* TASK INSTRUCTIONS
Among the lines below, list those containing the string "ICTEDUCATIONTOOLS".

___ DATASET ENTRIES

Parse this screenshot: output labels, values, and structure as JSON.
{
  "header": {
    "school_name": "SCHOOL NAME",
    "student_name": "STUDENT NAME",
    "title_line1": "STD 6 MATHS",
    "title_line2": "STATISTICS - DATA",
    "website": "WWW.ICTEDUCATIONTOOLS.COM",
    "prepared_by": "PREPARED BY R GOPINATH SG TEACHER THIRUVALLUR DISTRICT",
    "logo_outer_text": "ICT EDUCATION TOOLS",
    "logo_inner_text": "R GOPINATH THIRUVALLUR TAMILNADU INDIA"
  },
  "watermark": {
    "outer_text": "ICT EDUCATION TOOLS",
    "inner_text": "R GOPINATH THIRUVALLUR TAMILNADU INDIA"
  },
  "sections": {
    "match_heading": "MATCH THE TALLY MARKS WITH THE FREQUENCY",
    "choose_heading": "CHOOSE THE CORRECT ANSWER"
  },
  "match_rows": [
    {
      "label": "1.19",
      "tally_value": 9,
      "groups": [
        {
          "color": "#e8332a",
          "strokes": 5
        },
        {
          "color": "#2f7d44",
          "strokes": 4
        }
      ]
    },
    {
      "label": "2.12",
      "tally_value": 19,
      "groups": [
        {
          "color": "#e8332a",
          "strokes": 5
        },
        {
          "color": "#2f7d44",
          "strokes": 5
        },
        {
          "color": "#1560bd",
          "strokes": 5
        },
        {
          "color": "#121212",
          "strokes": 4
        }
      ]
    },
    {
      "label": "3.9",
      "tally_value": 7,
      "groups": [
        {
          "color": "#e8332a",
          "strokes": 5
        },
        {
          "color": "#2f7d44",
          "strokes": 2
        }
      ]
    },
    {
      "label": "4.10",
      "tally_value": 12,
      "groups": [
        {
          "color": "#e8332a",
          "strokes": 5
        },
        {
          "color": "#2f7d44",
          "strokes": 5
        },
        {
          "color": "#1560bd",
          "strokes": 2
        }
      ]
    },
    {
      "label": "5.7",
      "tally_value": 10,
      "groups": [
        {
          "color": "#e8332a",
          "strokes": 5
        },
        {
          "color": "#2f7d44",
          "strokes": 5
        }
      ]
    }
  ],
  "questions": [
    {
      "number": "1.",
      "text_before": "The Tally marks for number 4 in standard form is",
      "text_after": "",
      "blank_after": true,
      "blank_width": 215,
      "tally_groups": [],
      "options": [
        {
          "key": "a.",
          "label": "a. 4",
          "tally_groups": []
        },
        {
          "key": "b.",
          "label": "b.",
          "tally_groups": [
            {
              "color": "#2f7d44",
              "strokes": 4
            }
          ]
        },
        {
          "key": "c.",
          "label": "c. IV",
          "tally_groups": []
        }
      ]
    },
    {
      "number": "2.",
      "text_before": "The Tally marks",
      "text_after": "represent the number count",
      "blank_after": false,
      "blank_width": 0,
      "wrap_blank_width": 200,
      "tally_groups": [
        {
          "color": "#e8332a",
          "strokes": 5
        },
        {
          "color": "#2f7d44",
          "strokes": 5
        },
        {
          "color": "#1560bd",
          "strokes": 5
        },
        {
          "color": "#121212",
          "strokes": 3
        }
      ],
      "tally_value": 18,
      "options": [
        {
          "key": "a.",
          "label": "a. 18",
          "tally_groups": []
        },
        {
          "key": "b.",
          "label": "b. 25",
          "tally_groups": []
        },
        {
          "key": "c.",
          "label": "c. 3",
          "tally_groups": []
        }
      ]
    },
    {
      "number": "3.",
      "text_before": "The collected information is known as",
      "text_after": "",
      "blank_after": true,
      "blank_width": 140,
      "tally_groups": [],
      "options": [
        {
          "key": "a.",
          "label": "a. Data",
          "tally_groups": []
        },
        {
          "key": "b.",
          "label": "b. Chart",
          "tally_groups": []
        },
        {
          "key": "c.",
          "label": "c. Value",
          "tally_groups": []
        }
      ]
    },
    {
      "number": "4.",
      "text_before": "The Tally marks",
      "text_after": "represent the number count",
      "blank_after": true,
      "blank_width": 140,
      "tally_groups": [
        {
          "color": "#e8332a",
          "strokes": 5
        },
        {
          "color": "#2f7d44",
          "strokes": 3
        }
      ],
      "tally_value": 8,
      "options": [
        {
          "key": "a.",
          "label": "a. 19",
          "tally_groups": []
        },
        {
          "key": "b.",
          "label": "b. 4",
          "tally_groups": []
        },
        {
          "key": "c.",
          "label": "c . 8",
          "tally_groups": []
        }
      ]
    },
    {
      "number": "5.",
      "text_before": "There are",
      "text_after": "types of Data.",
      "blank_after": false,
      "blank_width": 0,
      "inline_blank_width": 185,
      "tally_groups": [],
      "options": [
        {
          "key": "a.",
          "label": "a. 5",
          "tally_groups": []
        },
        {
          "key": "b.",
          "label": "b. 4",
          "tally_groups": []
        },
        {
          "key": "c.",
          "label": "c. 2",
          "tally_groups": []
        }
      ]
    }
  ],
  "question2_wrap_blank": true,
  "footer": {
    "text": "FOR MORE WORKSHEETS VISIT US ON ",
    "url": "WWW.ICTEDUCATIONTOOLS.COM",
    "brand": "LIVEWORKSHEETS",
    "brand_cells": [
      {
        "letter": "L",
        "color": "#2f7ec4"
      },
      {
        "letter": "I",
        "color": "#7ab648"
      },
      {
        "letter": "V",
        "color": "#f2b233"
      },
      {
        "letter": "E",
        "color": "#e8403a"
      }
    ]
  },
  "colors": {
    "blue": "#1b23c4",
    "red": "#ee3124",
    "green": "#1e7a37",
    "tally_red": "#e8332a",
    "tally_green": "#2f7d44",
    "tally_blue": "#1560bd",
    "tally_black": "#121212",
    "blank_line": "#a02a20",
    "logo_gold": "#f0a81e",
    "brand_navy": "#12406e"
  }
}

______

* RESULT FOR THIS EXERCISE
    "website": "WWW.ICTEDUCATIONTOOLS.COM",
    "url": "WWW.ICTEDUCATIONTOOLS.COM",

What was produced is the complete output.